(Data listing)
▬▬▬
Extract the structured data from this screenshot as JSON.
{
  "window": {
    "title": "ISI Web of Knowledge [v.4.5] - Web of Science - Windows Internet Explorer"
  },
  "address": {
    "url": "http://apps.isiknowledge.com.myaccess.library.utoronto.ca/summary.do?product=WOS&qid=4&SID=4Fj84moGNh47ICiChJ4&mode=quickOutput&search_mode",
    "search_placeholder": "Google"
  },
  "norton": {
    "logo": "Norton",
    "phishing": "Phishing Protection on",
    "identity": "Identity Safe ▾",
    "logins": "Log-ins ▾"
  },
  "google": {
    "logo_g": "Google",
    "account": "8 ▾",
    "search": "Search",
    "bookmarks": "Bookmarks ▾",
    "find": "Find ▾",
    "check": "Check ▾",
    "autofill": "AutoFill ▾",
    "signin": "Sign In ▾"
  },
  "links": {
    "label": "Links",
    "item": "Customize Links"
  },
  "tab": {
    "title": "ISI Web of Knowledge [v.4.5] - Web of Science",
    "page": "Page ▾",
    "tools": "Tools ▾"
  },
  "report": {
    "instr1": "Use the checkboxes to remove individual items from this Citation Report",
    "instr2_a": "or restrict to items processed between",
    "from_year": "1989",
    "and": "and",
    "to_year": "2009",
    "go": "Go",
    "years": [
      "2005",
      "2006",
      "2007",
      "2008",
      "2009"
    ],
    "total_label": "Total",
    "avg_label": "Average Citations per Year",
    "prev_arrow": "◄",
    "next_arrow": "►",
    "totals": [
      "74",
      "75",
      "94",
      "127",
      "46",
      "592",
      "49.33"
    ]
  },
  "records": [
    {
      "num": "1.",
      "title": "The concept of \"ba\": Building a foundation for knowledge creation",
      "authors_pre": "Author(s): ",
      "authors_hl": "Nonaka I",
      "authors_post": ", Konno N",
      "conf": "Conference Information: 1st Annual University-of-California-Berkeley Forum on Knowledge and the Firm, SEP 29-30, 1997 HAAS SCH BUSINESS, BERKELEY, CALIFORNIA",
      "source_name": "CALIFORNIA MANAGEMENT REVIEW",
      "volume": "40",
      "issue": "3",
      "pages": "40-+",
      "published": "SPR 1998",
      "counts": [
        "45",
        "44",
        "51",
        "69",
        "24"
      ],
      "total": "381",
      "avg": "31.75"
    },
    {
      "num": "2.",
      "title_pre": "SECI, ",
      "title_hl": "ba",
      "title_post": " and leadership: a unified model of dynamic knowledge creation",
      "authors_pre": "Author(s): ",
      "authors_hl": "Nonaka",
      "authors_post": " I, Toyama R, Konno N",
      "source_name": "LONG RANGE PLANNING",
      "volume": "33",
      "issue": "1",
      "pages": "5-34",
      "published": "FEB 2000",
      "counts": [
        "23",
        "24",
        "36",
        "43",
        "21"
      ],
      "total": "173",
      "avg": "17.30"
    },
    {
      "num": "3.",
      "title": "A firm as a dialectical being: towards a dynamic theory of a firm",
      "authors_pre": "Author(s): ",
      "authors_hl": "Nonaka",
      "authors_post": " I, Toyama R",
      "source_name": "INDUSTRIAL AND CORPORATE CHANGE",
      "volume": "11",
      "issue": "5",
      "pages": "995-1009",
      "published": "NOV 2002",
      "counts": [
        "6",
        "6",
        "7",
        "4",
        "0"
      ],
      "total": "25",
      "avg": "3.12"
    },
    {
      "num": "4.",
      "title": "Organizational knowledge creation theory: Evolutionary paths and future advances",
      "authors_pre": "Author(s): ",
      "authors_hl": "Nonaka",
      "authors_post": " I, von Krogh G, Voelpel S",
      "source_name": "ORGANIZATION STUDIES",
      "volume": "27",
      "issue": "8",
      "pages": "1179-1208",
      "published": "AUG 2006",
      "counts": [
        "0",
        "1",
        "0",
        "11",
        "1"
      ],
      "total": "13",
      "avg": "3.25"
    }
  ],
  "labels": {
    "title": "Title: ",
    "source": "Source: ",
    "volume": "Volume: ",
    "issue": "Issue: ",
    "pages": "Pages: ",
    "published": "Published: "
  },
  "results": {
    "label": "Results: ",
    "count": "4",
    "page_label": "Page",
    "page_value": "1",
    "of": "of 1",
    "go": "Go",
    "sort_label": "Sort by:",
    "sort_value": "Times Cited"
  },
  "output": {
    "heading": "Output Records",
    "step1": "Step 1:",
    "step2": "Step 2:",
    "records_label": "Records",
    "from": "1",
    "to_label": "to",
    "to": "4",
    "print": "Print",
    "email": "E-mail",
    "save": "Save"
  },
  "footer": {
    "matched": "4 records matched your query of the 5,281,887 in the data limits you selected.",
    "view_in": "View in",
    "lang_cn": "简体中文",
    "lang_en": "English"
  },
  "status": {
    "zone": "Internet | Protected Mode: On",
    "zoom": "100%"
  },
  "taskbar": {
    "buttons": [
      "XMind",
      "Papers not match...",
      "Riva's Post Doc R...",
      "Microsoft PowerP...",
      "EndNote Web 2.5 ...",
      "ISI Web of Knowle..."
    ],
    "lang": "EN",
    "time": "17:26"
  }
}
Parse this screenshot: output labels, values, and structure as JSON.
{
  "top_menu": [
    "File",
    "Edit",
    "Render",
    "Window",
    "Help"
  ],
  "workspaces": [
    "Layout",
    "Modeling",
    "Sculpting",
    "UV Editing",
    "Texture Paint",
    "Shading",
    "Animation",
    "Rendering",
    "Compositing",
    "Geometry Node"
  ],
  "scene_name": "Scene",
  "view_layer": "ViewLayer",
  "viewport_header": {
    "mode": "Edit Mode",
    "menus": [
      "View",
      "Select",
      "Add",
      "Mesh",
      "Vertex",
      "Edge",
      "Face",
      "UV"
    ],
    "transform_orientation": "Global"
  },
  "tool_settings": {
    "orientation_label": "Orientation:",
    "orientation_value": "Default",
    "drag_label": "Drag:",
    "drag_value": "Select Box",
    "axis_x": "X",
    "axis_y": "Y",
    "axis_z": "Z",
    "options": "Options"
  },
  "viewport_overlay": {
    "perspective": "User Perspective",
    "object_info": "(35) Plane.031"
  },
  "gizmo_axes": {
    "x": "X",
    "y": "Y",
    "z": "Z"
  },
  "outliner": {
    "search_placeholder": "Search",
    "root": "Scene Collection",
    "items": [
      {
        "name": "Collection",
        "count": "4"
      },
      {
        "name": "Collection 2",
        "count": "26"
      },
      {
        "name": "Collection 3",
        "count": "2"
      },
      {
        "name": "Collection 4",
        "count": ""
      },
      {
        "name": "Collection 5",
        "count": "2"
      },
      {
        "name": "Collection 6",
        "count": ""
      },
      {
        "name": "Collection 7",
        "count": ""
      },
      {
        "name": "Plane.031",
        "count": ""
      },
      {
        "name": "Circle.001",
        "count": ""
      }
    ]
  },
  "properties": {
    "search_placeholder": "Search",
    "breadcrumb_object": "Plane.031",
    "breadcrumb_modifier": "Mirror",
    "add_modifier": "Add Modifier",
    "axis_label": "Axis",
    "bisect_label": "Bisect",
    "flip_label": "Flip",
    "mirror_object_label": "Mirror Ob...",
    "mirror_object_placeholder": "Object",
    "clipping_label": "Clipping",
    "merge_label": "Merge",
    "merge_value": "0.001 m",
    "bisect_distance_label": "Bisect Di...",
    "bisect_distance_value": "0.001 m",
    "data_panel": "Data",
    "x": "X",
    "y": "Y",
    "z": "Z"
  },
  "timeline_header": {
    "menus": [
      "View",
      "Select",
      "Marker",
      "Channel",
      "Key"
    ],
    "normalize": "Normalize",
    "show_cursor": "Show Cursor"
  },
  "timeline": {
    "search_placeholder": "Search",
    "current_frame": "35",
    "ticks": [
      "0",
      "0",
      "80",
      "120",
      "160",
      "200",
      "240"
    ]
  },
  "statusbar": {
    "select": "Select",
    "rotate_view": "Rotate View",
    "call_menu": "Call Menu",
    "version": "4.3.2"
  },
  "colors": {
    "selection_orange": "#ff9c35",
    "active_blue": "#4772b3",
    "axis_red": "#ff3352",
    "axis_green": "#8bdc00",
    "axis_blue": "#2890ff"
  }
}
▬▬▬
## PROBLEM DETAILS
Go through the listing above and pull out each line containing the word "dynamic".

## TASK RESULT
      "title_post": " and leadership: a unified model of dynamic knowledge creation",
      "title": "A firm as a dialectical being: towards a dynamic theory of a firm",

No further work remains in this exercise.